### Prompt
List each numbered action that the Company, under the agreement excerpt below, promises not to take without the required prior written consent.

The provisions of this Section shall not supersede or otherwise affect any agreement that the
Sellers may otherwise have for the allocation of such expenses among themselves.
(b) The Company also covenants with each Underwriter that, without the prior written consent
of Xxxxxx Xxxxxxx on behalf of the Underwriters, it will not, during the period beginning on the
date of this Agreement and ending 90 days after the date of the Prospectus, (1) offer, pledge,
sell, contract to sell, sell any
16
option or contract to purchase, purchase any option or contract to
sell, grant any option, right or warrant to purchase, lend, or otherwise transfer or dispose of,
directly or indirectly, any shares of Common Stock or any securities convertible into or
exercisable or exchangeable for Common Stock or (2) enter into any swap or other arrangement that
transfers to another, in whole or in part, any of the economic consequences of ownership of the
Common Stock, whether any such transaction described in clause (1) or (2) above is to be settled by
delivery of Common Stock or such other securities, in cash or otherwise or (3) file any
registration statement (other than on Form S-8) with the Commission relating to the offering of any
shares of Common Stock or any securities convertible into or exercisable or exchangeable for Common
Stock.

### Data section
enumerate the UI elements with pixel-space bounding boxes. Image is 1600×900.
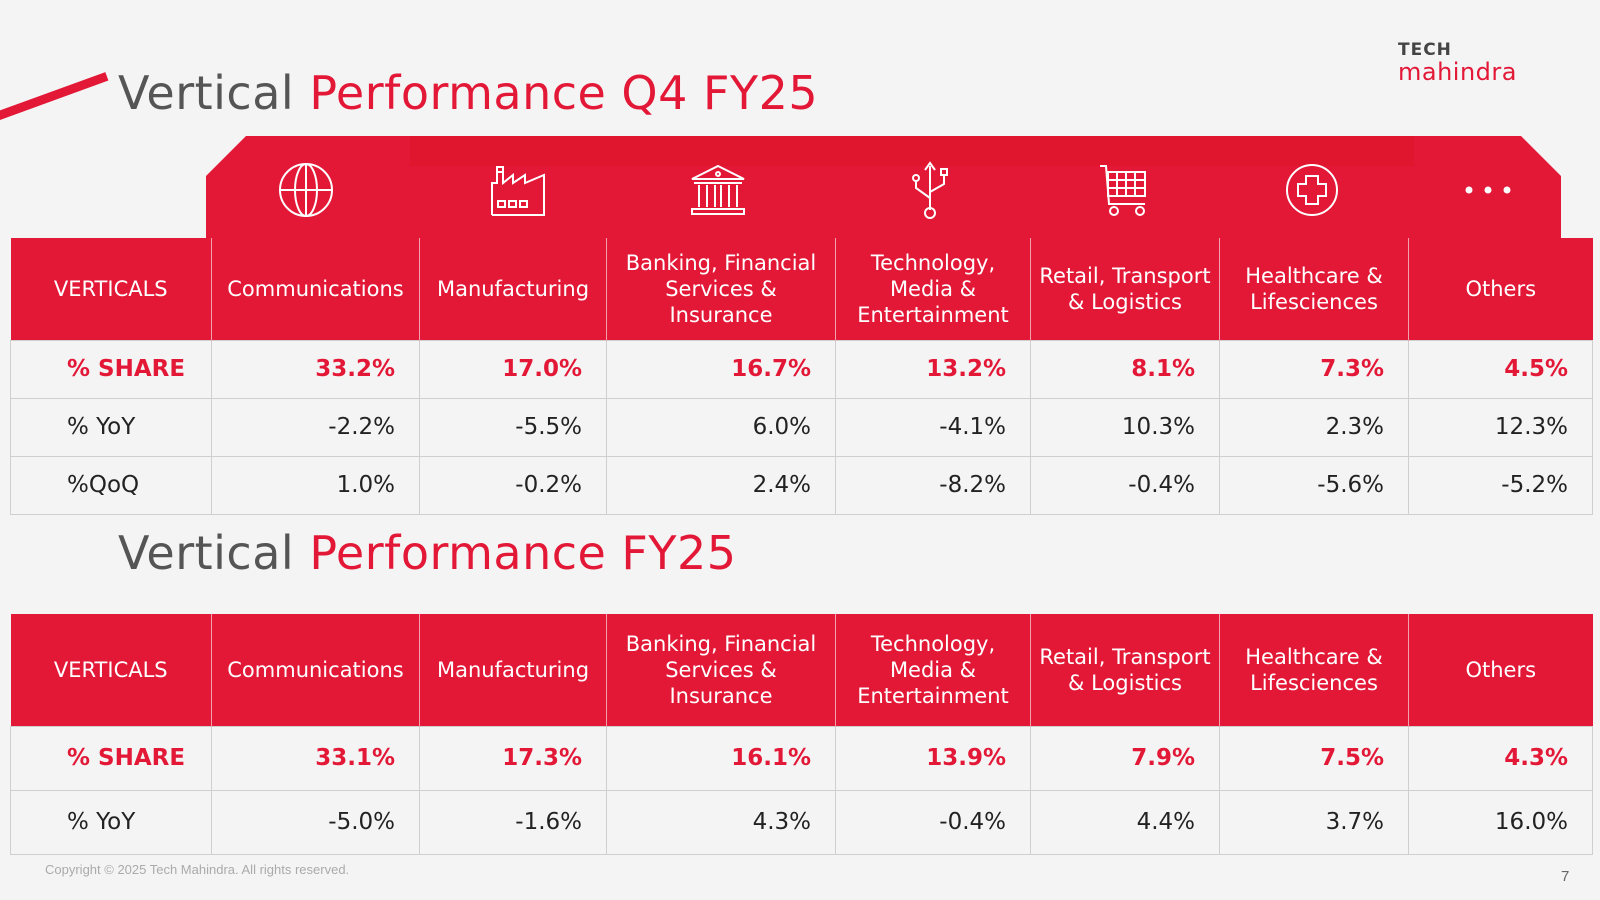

### Task output
(1) Offer, pledge, sell, contract to sell, sell any option or contract to purchase, purchase any option or contract to sell, grant any option, right or warrant to purchase, lend, or otherwise transfer or dispose of, directly or indirectly, any shares of Common Stock or any securities convertible into or exercisable or exchangeable for Common Stock.
(2) Enter into any swap or other arrangement that transfers to another, in whole or in part, any of the economic consequences of ownership of the Common Stock.
(3) File any registration statement (other than on Form S-8) with the Commission relating to the offering of any shares of Common Stock or any securities convertible into or exercisable or exchangeable for Common Stock.